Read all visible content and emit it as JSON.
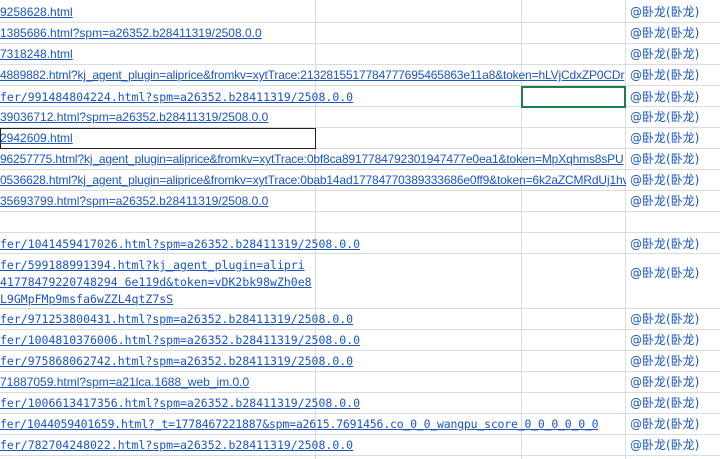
{
  "rows": [
    {
      "link": "9258628.html",
      "user": "@卧龙(卧龙)"
    },
    {
      "link": "1385686.html?spm=a26352.b28411319/2508.0.0",
      "user": "@卧龙(卧龙)"
    },
    {
      "link": "7318248.html",
      "user": "@卧龙(卧龙)"
    },
    {
      "link": "4889882.html?kj_agent_plugin=aliprice&fromkv=xytTrace:2132815517784777695465863e11a8&token=hLVjCdxZP0CDr",
      "user": "@卧龙(卧龙)"
    },
    {
      "link": "fer/991484804224.html?spm=a26352.b28411319/2508.0.0",
      "user": "@卧龙(卧龙)"
    },
    {
      "link": "39036712.html?spm=a26352.b28411319/2508.0.0",
      "user": "@卧龙(卧龙)"
    },
    {
      "link": "2942609.html",
      "user": "@卧龙(卧龙)"
    },
    {
      "link": "96257775.html?kj_agent_plugin=aliprice&fromkv=xytTrace:0bf8ca8917784792301947477e0ea1&token=MpXqhms8sPU",
      "user": "@卧龙(卧龙)"
    },
    {
      "link": "0536628.html?kj_agent_plugin=aliprice&fromkv=xytTrace:0bab14ad17784770389333686e0ff9&token=6k2aZCMRdUj1hv",
      "user": "@卧龙(卧龙)"
    },
    {
      "link": "35693799.html?spm=a26352.b28411319/2508.0.0",
      "user": "@卧龙(卧龙)"
    },
    {
      "link": "",
      "user": ""
    },
    {
      "link": "fer/1041459417026.html?spm=a26352.b28411319/2508.0.0",
      "user": "@卧龙(卧龙)"
    },
    {
      "link": "fer/599188991394.html?kj_agent_plugin=alipri",
      "line2": "41778479220748294 6e119d&token=vDK2bk98wZh0e8",
      "line3": "L9GMpFMp9msfa6wZZL4qtZ7sS",
      "user": "@卧龙(卧龙)"
    },
    {
      "link": "fer/971253800431.html?spm=a26352.b28411319/2508.0.0",
      "user": "@卧龙(卧龙)"
    },
    {
      "link": "fer/1004810376006.html?spm=a26352.b28411319/2508.0.0",
      "user": "@卧龙(卧龙)"
    },
    {
      "link": "fer/975868062742.html?spm=a26352.b28411319/2508.0.0",
      "user": "@卧龙(卧龙)"
    },
    {
      "link": "71887059.html?spm=a21lca.1688_web_im.0.0",
      "user": "@卧龙(卧龙)"
    },
    {
      "link": "fer/1006613417356.html?spm=a26352.b28411319/2508.0.0",
      "user": "@卧龙(卧龙)"
    },
    {
      "link": "fer/1044059401659.html?_t=1778467221887&spm=a2615.7691456.co_0_0_wangpu_score_0_0_0_0_0_0",
      "user": "@卧龙(卧龙)"
    },
    {
      "link": "fer/782704248022.html?spm=a26352.b28411319/2508.0.0",
      "user": "@卧龙(卧龙)"
    }
  ]
}
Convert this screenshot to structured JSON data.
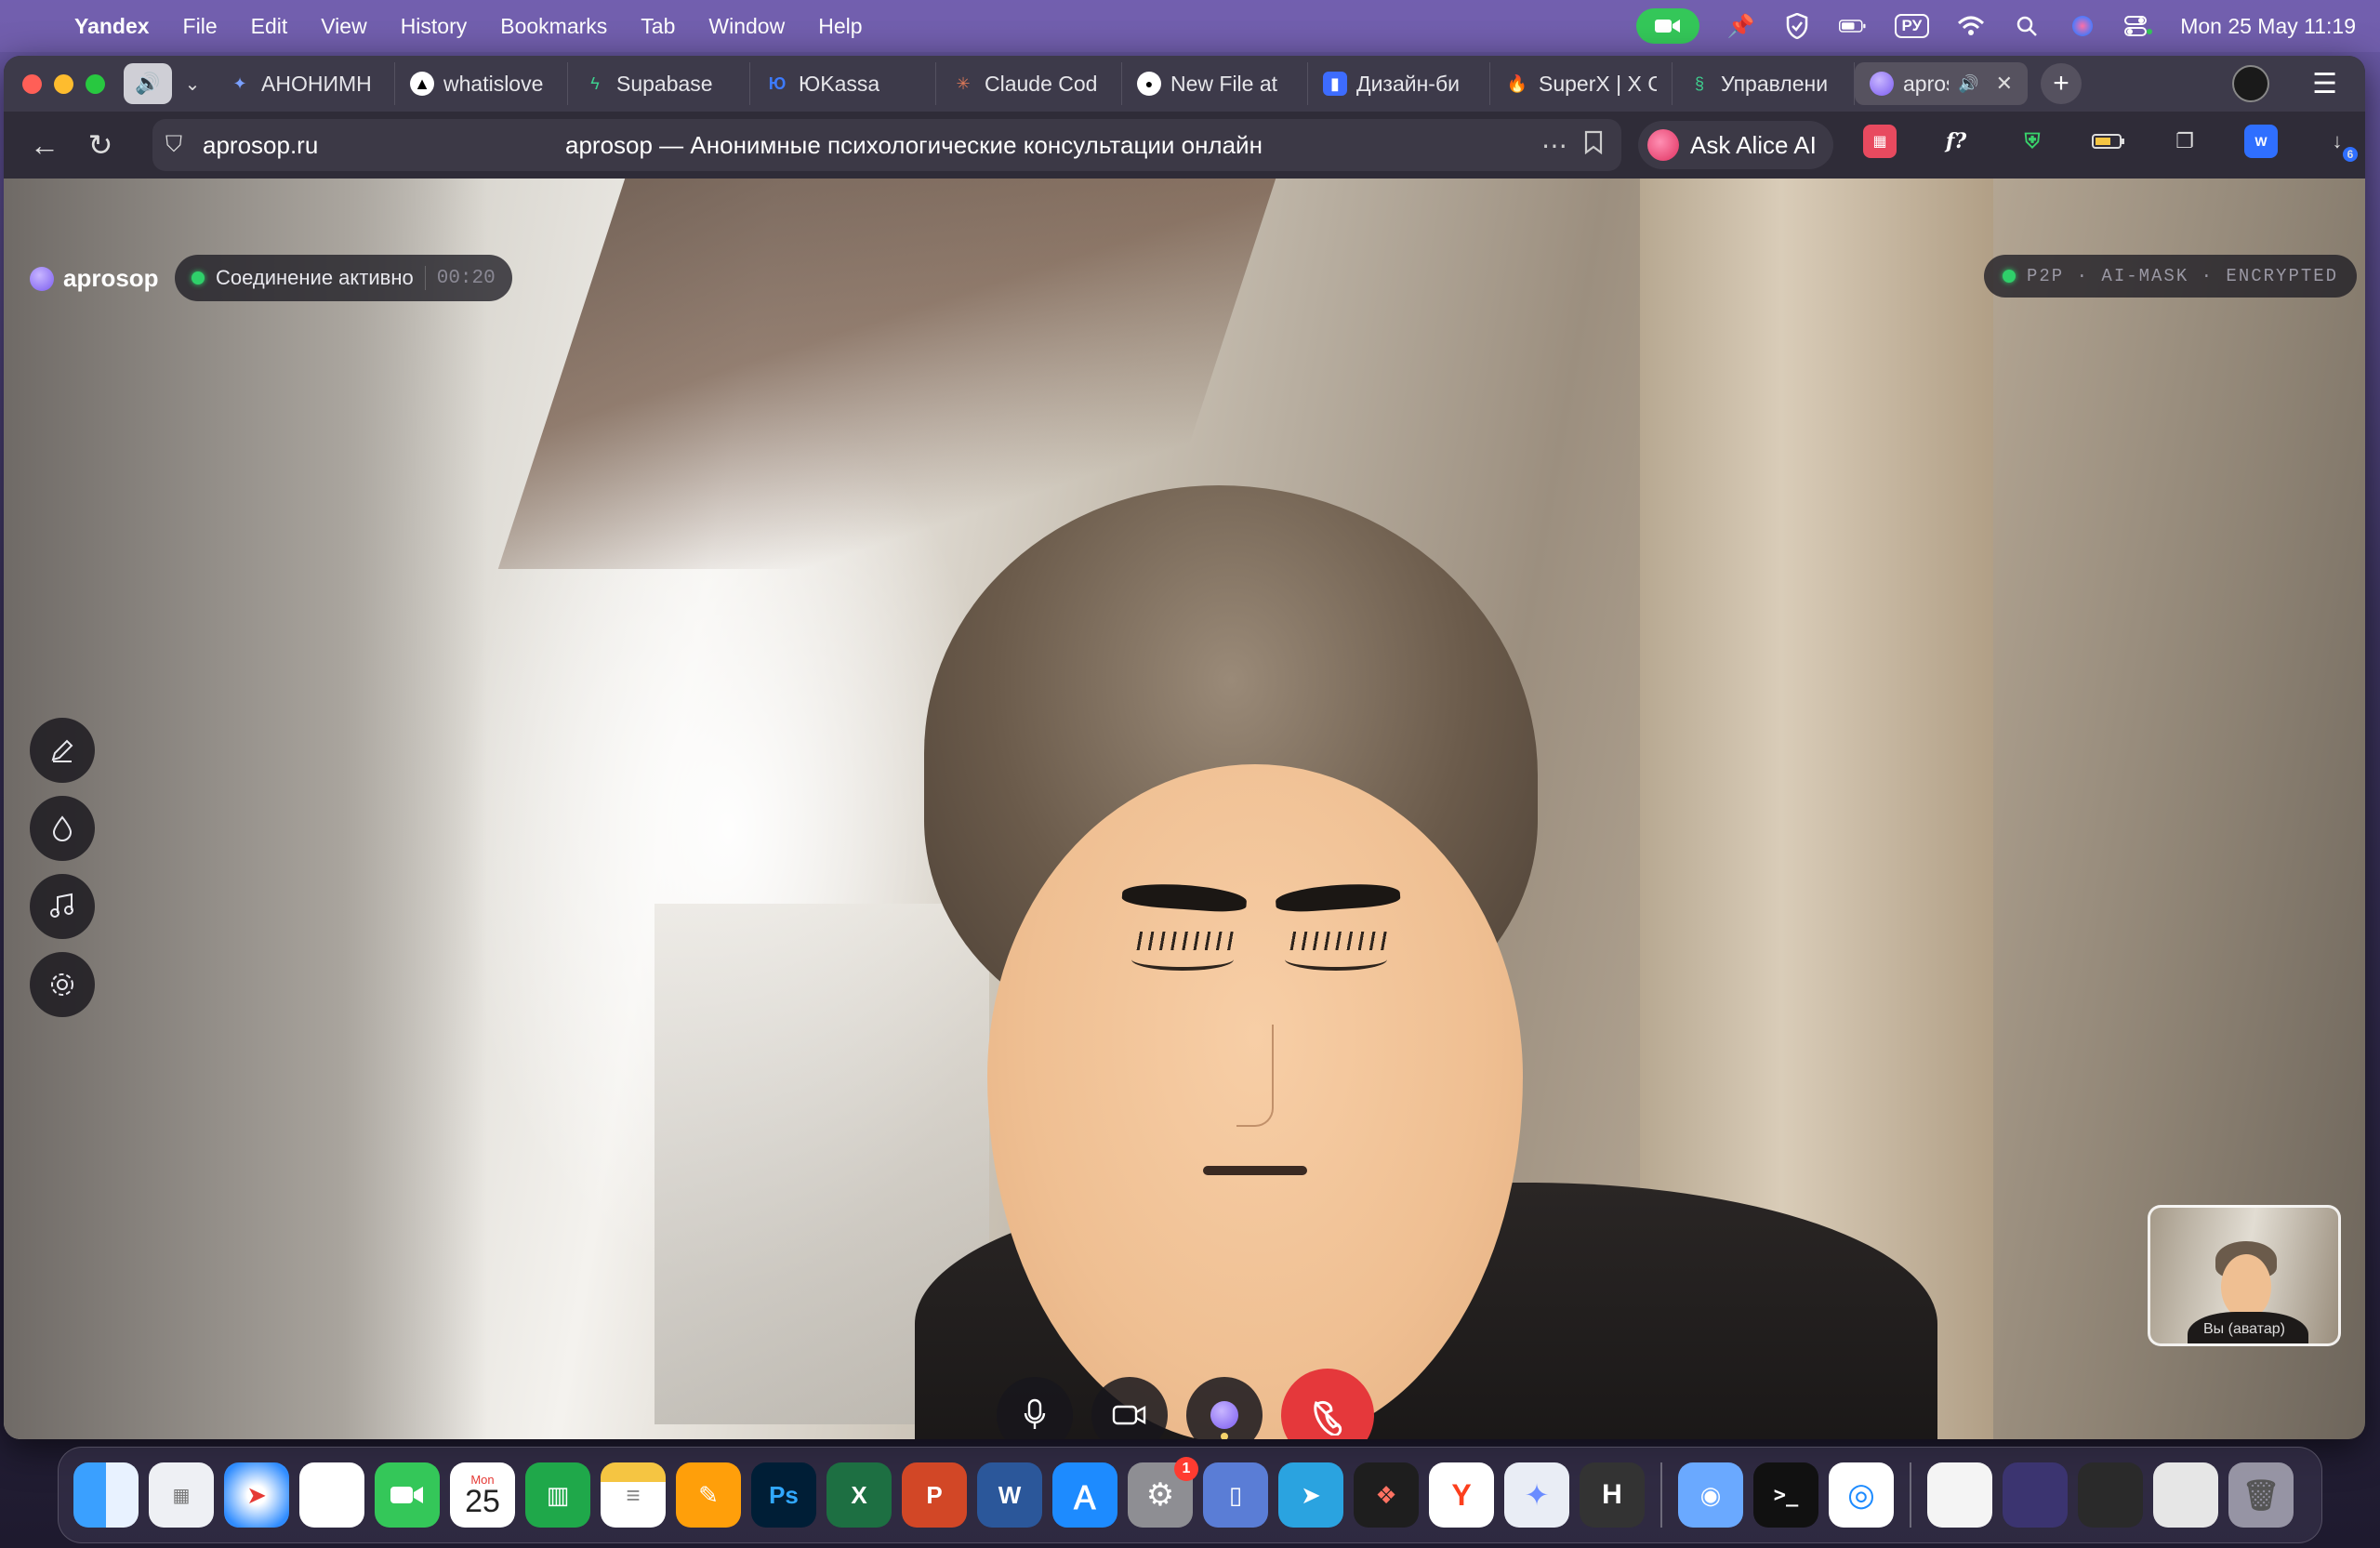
{
  "menubar": {
    "app": "Yandex",
    "items": [
      "File",
      "Edit",
      "View",
      "History",
      "Bookmarks",
      "Tab",
      "Window",
      "Help"
    ],
    "lang": "РУ",
    "clock": "Mon 25 May  11:19"
  },
  "tabs": [
    {
      "title": "АНОНИМН",
      "icon": "sparkle-icon"
    },
    {
      "title": "whatislove",
      "icon": "triangle-icon"
    },
    {
      "title": "Supabase",
      "icon": "bolt-icon"
    },
    {
      "title": "ЮKassa",
      "icon": "yookassa-icon"
    },
    {
      "title": "Claude Cod",
      "icon": "claude-icon"
    },
    {
      "title": "New File at",
      "icon": "github-icon"
    },
    {
      "title": "Дизайн-би",
      "icon": "bookmark-icon"
    },
    {
      "title": "SuperX | X C",
      "icon": "fire-icon"
    },
    {
      "title": "Управлени",
      "icon": "leaf-icon"
    },
    {
      "title": "aprosc",
      "icon": "aprosop-icon",
      "active": true
    }
  ],
  "address": {
    "domain": "aprosop.ru",
    "title": "aprosop — Анонимные психологические консультации онлайн"
  },
  "alice_label": "Ask Alice AI",
  "call": {
    "brand": "aprosop",
    "status": "Соединение активно",
    "timer": "00:20",
    "security": "P2P · AI-MASK · ENCRYPTED",
    "pip_label": "Вы (аватар)"
  },
  "dock": {
    "calendar_month": "Mon",
    "calendar_day": "25",
    "settings_badge": "1"
  }
}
##############################
» **Set problem**
List the lines of the material in which the word "aliprice" occurs.

» **Task output**
      "link": "4889882.html?kj_agent_plugin=aliprice&fromkv=xytTrace:2132815517784777695465863e11a8&token=hLVjCdxZP0CDr",
      "link": "96257775.html?kj_agent_plugin=aliprice&fromkv=xytTrace:0bf8ca8917784792301947477e0ea1&token=MpXqhms8sPU",
      "link": "0536628.html?kj_agent_plugin=aliprice&fromkv=xytTrace:0bab14ad17784770389333686e0ff9&token=6k2aZCMRdUj1hv",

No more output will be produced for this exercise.